• [WORK REQUEST] Take every line in the entries that includes the word "stem" and copy it.

(Source records)
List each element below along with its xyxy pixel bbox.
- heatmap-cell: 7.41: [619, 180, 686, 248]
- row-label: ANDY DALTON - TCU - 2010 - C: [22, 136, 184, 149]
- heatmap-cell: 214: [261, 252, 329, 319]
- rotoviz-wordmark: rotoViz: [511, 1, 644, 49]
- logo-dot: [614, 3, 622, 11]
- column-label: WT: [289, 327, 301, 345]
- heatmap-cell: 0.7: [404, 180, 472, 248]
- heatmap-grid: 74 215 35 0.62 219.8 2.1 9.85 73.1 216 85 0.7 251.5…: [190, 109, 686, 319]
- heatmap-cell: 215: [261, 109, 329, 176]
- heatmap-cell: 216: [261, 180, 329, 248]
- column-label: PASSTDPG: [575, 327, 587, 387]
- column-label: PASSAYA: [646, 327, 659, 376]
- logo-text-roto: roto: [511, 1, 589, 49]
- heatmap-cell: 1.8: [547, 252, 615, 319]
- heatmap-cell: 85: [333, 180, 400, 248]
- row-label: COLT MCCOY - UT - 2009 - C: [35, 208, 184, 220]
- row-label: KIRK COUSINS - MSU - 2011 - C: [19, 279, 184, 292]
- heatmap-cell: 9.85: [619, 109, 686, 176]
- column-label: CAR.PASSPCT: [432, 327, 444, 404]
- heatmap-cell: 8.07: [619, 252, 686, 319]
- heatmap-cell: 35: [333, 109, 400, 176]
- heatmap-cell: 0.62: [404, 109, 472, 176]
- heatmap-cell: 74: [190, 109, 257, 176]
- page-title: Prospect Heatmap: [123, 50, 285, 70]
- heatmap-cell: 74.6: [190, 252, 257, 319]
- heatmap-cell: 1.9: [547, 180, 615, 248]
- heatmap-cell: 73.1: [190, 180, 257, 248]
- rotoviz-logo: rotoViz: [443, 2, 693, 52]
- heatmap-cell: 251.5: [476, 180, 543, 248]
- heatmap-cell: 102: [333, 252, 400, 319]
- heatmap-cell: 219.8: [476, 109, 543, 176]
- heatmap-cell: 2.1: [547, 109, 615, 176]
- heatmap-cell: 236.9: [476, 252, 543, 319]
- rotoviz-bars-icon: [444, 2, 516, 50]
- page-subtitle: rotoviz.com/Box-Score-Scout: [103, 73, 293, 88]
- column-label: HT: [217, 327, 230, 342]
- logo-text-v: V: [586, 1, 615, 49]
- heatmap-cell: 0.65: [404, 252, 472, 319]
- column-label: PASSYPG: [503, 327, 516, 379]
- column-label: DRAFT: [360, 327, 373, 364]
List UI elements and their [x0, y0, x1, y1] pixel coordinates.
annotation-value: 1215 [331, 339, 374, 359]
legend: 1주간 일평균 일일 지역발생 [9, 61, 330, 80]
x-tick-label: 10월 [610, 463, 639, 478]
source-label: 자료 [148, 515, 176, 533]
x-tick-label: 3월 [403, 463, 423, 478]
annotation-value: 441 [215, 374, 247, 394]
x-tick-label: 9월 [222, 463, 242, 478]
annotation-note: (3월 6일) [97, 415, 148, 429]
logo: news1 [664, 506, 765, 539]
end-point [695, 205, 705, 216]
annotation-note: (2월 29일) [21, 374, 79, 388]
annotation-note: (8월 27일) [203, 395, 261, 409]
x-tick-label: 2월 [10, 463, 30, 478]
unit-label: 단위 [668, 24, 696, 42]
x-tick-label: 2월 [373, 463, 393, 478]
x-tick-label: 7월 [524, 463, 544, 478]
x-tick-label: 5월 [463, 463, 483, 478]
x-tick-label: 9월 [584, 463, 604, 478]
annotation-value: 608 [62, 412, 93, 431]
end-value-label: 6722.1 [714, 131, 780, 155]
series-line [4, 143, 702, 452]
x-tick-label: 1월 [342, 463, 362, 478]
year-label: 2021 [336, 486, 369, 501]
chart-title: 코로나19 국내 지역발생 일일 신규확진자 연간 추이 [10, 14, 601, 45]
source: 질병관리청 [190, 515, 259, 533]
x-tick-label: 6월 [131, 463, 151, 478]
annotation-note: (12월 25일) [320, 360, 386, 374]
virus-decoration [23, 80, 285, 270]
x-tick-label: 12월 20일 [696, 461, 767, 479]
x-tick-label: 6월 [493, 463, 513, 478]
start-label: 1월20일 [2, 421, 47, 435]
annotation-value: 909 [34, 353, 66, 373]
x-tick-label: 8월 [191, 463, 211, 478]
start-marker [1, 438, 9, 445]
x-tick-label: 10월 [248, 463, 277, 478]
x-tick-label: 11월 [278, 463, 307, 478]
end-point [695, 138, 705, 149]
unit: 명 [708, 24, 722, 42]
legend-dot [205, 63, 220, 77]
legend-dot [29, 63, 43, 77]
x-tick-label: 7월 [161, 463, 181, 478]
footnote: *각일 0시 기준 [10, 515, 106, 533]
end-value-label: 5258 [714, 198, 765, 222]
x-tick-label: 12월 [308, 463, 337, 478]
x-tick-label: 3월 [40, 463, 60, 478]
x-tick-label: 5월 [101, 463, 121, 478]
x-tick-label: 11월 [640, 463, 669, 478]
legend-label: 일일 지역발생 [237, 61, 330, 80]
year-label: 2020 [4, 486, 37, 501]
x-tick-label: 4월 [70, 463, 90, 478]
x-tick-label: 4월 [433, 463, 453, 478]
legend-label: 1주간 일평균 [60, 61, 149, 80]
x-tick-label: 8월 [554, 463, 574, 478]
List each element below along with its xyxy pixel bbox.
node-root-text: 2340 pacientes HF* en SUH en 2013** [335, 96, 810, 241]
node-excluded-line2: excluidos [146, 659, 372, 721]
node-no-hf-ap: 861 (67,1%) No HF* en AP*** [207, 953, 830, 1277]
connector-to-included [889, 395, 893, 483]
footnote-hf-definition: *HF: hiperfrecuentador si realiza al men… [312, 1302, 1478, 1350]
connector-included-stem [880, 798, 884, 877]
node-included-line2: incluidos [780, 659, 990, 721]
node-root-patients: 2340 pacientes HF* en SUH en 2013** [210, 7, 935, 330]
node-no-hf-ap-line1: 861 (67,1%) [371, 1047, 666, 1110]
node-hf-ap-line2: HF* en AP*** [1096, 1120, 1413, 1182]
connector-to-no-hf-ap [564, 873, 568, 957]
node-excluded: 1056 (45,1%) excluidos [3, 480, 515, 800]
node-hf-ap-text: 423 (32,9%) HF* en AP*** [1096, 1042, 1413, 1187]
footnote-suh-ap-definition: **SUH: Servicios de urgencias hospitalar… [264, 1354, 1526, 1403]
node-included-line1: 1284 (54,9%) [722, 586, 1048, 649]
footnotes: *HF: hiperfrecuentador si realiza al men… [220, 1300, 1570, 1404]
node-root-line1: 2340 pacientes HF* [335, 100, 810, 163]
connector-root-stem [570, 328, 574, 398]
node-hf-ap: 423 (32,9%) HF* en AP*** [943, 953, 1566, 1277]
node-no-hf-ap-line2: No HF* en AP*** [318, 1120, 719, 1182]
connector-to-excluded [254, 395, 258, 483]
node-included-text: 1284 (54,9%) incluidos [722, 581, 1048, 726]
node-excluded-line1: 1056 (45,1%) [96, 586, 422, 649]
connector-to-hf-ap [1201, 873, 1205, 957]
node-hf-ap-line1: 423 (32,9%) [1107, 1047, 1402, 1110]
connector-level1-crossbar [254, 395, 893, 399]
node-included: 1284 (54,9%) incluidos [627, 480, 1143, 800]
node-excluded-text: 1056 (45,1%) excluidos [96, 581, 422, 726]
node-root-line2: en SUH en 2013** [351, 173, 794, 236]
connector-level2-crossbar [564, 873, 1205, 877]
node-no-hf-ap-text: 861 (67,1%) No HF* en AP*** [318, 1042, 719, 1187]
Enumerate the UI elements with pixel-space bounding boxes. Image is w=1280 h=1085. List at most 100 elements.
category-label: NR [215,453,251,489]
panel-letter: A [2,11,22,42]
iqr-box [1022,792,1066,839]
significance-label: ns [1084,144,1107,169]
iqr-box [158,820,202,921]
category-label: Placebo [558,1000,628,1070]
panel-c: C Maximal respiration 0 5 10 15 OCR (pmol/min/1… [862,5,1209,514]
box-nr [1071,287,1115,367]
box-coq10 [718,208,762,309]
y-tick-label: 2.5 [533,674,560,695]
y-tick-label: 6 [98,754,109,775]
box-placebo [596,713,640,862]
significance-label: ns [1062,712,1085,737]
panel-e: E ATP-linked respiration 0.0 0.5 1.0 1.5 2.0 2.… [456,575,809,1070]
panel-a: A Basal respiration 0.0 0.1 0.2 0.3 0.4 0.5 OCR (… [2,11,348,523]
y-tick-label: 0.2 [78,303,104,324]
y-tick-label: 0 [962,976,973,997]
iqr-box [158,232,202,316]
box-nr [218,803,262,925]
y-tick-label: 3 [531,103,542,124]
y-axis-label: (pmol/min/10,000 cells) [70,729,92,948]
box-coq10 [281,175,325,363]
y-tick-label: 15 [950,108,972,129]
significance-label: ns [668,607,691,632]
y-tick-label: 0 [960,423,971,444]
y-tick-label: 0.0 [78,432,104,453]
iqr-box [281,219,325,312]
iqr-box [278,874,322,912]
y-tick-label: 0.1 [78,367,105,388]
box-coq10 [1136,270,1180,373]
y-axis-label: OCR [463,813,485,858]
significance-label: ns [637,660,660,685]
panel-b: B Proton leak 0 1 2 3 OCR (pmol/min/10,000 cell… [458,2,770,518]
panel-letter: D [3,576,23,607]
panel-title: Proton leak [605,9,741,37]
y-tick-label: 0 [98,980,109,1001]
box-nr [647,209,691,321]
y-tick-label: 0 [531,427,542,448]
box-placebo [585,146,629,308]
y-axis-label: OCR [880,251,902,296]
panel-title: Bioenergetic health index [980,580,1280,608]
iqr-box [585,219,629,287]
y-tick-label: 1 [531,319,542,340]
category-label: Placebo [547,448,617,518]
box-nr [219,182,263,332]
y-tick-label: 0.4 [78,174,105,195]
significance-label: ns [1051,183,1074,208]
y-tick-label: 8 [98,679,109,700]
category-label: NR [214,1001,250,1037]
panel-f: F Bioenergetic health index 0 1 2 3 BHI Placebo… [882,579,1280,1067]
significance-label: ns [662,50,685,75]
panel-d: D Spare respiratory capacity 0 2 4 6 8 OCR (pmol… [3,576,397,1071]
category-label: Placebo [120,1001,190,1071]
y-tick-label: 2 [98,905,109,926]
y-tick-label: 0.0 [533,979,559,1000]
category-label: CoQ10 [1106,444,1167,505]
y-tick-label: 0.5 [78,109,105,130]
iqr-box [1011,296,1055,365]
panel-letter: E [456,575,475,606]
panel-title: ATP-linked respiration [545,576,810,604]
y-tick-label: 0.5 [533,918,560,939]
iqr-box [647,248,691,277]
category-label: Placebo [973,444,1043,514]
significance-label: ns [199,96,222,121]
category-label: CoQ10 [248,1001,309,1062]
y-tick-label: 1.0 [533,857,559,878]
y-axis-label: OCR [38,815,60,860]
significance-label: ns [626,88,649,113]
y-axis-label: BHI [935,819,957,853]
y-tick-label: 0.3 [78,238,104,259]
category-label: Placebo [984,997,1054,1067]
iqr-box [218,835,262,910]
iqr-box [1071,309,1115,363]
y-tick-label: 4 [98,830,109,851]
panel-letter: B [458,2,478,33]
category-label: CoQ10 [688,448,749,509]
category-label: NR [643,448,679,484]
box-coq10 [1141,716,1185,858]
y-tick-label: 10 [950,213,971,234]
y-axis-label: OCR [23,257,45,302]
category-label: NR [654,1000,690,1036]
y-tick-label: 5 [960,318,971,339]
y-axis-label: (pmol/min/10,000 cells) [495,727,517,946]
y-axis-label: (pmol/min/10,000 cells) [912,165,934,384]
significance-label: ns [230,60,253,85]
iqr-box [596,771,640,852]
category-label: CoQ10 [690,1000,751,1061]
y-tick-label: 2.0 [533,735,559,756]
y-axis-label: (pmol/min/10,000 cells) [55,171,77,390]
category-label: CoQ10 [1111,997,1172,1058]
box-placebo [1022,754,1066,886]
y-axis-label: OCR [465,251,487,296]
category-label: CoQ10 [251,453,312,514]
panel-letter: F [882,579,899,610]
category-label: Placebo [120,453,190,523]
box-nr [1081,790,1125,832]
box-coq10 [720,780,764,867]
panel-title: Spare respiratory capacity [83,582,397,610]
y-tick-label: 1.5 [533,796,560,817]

• [COMPLETED TASK]
connector-included-stem [880, 798, 884, 877]
connector-root-stem [570, 328, 574, 398]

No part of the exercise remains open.